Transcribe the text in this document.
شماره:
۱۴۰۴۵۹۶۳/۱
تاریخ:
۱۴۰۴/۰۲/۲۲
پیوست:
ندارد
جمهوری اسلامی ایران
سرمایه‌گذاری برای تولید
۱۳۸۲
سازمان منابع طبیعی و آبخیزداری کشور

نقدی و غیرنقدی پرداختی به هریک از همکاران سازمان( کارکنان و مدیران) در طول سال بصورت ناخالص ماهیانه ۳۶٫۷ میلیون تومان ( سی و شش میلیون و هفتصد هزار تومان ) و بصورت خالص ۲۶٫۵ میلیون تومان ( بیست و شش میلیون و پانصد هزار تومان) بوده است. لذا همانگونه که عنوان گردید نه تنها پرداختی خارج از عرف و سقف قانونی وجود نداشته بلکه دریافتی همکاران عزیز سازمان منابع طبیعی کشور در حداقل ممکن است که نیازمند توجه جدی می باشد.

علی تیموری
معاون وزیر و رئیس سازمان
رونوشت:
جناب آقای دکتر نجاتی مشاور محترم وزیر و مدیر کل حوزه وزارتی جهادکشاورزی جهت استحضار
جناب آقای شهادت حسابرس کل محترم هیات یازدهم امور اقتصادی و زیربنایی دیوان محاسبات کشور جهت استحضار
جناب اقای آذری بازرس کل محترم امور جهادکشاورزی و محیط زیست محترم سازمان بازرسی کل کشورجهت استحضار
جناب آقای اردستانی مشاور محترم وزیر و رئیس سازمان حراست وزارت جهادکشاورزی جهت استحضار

★ ★ ★

Of the lines in the data, how many hold the string "منابع"? State the number, nothing else.

2